┌─ Provided data

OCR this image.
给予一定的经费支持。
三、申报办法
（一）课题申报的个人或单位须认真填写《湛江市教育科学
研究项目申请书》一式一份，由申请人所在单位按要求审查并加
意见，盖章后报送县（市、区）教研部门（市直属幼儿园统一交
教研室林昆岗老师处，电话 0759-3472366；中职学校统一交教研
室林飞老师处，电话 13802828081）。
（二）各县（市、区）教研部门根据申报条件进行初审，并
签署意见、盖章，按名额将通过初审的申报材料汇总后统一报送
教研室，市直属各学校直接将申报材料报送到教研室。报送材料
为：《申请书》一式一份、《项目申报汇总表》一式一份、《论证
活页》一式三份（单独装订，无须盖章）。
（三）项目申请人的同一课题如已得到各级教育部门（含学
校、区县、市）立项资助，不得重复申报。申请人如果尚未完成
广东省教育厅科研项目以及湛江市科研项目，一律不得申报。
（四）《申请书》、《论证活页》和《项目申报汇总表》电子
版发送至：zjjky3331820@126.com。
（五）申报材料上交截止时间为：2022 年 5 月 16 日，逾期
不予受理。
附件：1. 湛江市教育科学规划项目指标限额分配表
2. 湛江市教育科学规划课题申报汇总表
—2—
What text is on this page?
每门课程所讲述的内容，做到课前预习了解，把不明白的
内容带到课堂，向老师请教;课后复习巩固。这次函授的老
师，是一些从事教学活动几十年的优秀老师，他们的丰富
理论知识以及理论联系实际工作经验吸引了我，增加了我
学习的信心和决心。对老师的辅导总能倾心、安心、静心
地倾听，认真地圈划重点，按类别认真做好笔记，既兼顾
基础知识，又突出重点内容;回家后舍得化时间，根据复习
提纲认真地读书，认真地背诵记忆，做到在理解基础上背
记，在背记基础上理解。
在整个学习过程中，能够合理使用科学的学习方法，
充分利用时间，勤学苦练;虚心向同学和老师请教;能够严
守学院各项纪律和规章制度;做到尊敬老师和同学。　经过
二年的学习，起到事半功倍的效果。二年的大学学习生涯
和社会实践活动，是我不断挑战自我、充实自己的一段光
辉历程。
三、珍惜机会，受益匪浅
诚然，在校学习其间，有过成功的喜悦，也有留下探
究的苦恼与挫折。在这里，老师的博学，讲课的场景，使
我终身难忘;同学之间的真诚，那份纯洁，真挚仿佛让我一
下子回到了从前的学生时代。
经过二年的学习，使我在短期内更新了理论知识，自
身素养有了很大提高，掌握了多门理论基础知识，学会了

└─

Repeat the data verbatim.

OCR this image.
给予一定的经费支持。
三、申报办法
（一）课题申报的个人或单位须认真填写《湛江市教育科学
研究项目申请书》一式一份，由申请人所在单位按要求审查并加
意见，盖章后报送县（市、区）教研部门（市直属幼儿园统一交
教研室林昆岗老师处，电话 0759-3472366；中职学校统一交教研
室林飞老师处，电话 13802828081）。
（二）各县（市、区）教研部门根据申报条件进行初审，并
签署意见、盖章，按名额将通过初审的申报材料汇总后统一报送
教研室，市直属各学校直接将申报材料报送到教研室。报送材料
为：《申请书》一式一份、《项目申报汇总表》一式一份、《论证
活页》一式三份（单独装订，无须盖章）。
（三）项目申请人的同一课题如已得到各级教育部门（含学
校、区县、市）立项资助，不得重复申报。申请人如果尚未完成
广东省教育厅科研项目以及湛江市科研项目，一律不得申报。
（四）《申请书》、《论证活页》和《项目申报汇总表》电子
版发送至：zjjky3331820@126.com。
（五）申报材料上交截止时间为：2022 年 5 月 16 日，逾期
不予受理。
附件：1. 湛江市教育科学规划项目指标限额分配表
2. 湛江市教育科学规划课题申报汇总表
—2—
What text is on this page?
每门课程所讲述的内容，做到课前预习了解，把不明白的
内容带到课堂，向老师请教;课后复习巩固。这次函授的老
师，是一些从事教学活动几十年的优秀老师，他们的丰富
理论知识以及理论联系实际工作经验吸引了我，增加了我
学习的信心和决心。对老师的辅导总能倾心、安心、静心
地倾听，认真地圈划重点，按类别认真做好笔记，既兼顾
基础知识，又突出重点内容;回家后舍得化时间，根据复习
提纲认真地读书，认真地背诵记忆，做到在理解基础上背
记，在背记基础上理解。
在整个学习过程中，能够合理使用科学的学习方法，
充分利用时间，勤学苦练;虚心向同学和老师请教;能够严
守学院各项纪律和规章制度;做到尊敬老师和同学。　经过
二年的学习，起到事半功倍的效果。二年的大学学习生涯
和社会实践活动，是我不断挑战自我、充实自己的一段光
辉历程。
三、珍惜机会，受益匪浅
诚然，在校学习其间，有过成功的喜悦，也有留下探
究的苦恼与挫折。在这里，老师的博学，讲课的场景，使
我终身难忘;同学之间的真诚，那份纯洁，真挚仿佛让我一
下子回到了从前的学生时代。
经过二年的学习，使我在短期内更新了理论知识，自
身素养有了很大提高，掌握了多门理论基础知识，学会了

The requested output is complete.